INPUT MATERIAL:
━━━
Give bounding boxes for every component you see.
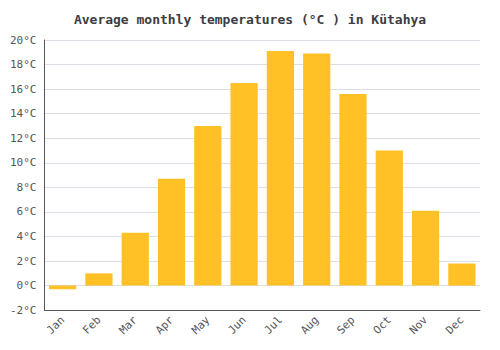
- svg-text:Apr: Apr: [153, 313, 176, 336]
- svg-text:14°C: 14°C: [10, 107, 37, 120]
- svg-text:16°C: 16°C: [10, 83, 37, 96]
- svg-text:Oct: Oct: [371, 314, 394, 337]
- svg-text:4°C: 4°C: [17, 230, 37, 243]
- svg-text:May: May: [189, 313, 212, 336]
- svg-text:Jun: Jun: [225, 314, 248, 337]
- svg-text:Sep: Sep: [334, 314, 357, 337]
- svg-text:10°C: 10°C: [10, 156, 37, 169]
- svg-text:Aug: Aug: [298, 314, 321, 337]
- svg-text:2°C: 2°C: [17, 255, 37, 268]
- svg-text:Dec: Dec: [443, 314, 466, 337]
- svg-text:20°C: 20°C: [10, 34, 37, 47]
- svg-text:0°C: 0°C: [17, 279, 37, 292]
- svg-text:6°C: 6°C: [17, 205, 37, 218]
- svg-text:12°C: 12°C: [10, 132, 37, 145]
- svg-text:Jul: Jul: [262, 314, 285, 337]
- svg-text:Jan: Jan: [44, 314, 67, 337]
- svg-text:Feb: Feb: [80, 314, 103, 337]
- svg-text:Mar: Mar: [117, 313, 140, 336]
- svg-text:8°C: 8°C: [17, 181, 37, 194]
- svg-text:Nov: Nov: [407, 313, 430, 336]
- svg-text:-2°C: -2°C: [10, 304, 37, 317]
- svg-text:18°C: 18°C: [10, 58, 37, 71]
- svg-text:Average monthly temperatures (: Average monthly temperatures (°C ) in Kü…: [74, 12, 426, 27]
━━━
PROBLEM REQUIREMENTS:
Rewrite the lines of the material starting at the one that contains "- svg-text:Apr: Apr: [153, 313, 176, 336]" and ending at the one that contains "- svg-text:8°C: 8°C: [17, 181, 37, 194]" as a Markdown table with the columns Row and Line, leaving out any blank lines.

ANSWER FOR THIS EXERCISE:
| Row | Line |
|---|---|
| 1 | - svg-text:Apr: Apr: [153, 313, 176, 336] |
| 2 | - svg-text:14°C: 14°C: [10, 107, 37, 120] |
| 3 | - svg-text:16°C: 16°C: [10, 83, 37, 96] |
| 4 | - svg-text:Oct: Oct: [371, 314, 394, 337] |
| 5 | - svg-text:4°C: 4°C: [17, 230, 37, 243] |
| 6 | - svg-text:May: May: [189, 313, 212, 336] |
| 7 | - svg-text:Jun: Jun: [225, 314, 248, 337] |
| 8 | - svg-text:Sep: Sep: [334, 314, 357, 337] |
| 9 | - svg-text:10°C: 10°C: [10, 156, 37, 169] |
| 10 | - svg-text:Aug: Aug: [298, 314, 321, 337] |
| 11 | - svg-text:2°C: 2°C: [17, 255, 37, 268] |
| 12 | - svg-text:Dec: Dec: [443, 314, 466, 337] |
| 13 | - svg-text:20°C: 20°C: [10, 34, 37, 47] |
| 14 | - svg-text:0°C: 0°C: [17, 279, 37, 292] |
| 15 | - svg-text:6°C: 6°C: [17, 205, 37, 218] |
| 16 | - svg-text:12°C: 12°C: [10, 132, 37, 145] |
| 17 | - svg-text:Jul: Jul: [262, 314, 285, 337] |
| 18 | - svg-text:Jan: Jan: [44, 314, 67, 337] |
| 19 | - svg-text:Feb: Feb: [80, 314, 103, 337] |
| 20 | - svg-text:Mar: Mar: [117, 313, 140, 336] |
| 21 | - svg-text:8°C: 8°C: [17, 181, 37, 194] |